• What this task involves: Gather each line of the records where "Mesh" appears.

• Records for processing:
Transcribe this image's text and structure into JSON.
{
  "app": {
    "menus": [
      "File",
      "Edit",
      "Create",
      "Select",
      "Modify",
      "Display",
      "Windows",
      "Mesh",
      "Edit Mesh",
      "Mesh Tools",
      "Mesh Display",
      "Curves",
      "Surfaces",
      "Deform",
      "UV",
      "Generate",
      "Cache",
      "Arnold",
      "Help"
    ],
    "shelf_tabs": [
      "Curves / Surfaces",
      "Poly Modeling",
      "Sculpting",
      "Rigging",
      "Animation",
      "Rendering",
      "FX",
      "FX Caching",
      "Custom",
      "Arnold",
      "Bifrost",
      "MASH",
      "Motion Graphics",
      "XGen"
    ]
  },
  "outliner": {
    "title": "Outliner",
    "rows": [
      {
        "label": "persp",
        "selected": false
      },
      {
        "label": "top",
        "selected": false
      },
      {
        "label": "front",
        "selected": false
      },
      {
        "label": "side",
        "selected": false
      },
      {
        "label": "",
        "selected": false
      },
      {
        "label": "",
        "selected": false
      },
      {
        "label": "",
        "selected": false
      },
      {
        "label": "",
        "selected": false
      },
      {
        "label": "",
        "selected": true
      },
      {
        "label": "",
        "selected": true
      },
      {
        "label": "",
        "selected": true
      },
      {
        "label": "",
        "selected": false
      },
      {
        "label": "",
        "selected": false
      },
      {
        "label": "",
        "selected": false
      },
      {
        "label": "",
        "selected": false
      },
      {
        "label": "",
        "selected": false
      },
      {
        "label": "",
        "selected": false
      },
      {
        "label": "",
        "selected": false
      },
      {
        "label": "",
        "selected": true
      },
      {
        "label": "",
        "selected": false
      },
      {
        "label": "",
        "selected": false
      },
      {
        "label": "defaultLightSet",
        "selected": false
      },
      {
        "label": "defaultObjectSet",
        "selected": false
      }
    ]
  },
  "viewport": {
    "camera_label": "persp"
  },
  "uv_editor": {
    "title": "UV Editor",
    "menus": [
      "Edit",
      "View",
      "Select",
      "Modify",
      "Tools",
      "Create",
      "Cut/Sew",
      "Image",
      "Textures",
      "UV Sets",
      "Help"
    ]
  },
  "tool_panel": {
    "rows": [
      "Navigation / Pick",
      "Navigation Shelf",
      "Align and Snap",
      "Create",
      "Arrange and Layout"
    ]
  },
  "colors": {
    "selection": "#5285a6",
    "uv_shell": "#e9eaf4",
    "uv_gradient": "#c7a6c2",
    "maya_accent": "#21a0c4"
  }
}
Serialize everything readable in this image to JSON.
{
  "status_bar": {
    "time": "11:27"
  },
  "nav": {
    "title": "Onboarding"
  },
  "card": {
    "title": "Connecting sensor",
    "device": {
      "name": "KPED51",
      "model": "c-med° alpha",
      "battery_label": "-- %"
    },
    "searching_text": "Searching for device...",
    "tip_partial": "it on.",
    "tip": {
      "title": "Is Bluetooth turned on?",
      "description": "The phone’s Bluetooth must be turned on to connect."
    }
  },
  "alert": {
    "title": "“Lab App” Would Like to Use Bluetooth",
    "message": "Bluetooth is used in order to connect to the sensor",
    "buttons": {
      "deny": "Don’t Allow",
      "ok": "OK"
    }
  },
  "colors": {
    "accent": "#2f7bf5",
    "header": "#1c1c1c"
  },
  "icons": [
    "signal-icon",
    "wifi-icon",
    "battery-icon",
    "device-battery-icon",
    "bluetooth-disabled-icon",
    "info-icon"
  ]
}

• Task solution:
      "Mesh",
      "Edit Mesh",
      "Mesh Tools",
      "Mesh Display",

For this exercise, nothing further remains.